#### Data provided
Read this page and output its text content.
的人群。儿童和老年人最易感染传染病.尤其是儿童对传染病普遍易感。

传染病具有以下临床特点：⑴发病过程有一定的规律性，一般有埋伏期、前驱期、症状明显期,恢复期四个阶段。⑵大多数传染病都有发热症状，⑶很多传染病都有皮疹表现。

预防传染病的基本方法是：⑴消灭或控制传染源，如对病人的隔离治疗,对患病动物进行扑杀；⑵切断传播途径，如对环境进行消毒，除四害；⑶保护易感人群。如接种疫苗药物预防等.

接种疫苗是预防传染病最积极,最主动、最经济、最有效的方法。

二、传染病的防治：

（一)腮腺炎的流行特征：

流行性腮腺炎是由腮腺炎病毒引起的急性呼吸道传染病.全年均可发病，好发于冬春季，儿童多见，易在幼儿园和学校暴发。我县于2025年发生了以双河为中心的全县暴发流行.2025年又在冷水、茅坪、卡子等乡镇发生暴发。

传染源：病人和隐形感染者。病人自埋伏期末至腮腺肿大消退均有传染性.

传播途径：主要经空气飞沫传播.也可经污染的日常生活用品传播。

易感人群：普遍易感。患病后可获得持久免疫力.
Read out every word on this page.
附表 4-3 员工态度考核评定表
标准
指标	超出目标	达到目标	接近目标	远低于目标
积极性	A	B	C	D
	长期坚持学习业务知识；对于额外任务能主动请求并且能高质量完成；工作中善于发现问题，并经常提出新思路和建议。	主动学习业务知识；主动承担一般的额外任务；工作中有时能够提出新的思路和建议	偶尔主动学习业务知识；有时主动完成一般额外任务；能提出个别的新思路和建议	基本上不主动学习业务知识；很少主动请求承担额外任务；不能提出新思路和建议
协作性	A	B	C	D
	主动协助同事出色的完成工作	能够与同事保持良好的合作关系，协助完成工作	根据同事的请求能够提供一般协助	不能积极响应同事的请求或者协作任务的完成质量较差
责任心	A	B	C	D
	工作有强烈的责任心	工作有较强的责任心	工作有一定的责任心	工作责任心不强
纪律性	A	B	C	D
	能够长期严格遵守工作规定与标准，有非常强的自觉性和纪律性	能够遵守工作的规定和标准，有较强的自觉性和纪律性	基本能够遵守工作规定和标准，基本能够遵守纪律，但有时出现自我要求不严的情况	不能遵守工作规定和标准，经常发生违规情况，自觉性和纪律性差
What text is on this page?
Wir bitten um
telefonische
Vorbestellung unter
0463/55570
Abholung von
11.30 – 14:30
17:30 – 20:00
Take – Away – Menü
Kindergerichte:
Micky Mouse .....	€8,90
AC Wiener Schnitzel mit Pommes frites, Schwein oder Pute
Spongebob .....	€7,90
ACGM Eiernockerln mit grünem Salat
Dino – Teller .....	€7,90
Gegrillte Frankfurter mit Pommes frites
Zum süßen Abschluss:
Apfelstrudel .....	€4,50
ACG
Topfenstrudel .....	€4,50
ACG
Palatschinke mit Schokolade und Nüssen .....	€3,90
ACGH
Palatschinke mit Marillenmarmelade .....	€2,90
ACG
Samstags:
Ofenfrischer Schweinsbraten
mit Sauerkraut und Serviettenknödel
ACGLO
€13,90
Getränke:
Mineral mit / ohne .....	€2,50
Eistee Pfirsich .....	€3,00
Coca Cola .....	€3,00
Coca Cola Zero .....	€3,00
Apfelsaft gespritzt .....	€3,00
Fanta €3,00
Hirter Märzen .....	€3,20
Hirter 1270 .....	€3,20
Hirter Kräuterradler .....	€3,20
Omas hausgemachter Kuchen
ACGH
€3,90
########
*What to work on:*
What is the number of lines above that contain the string "page"? Answer with the number alone.

*Answer below:*
3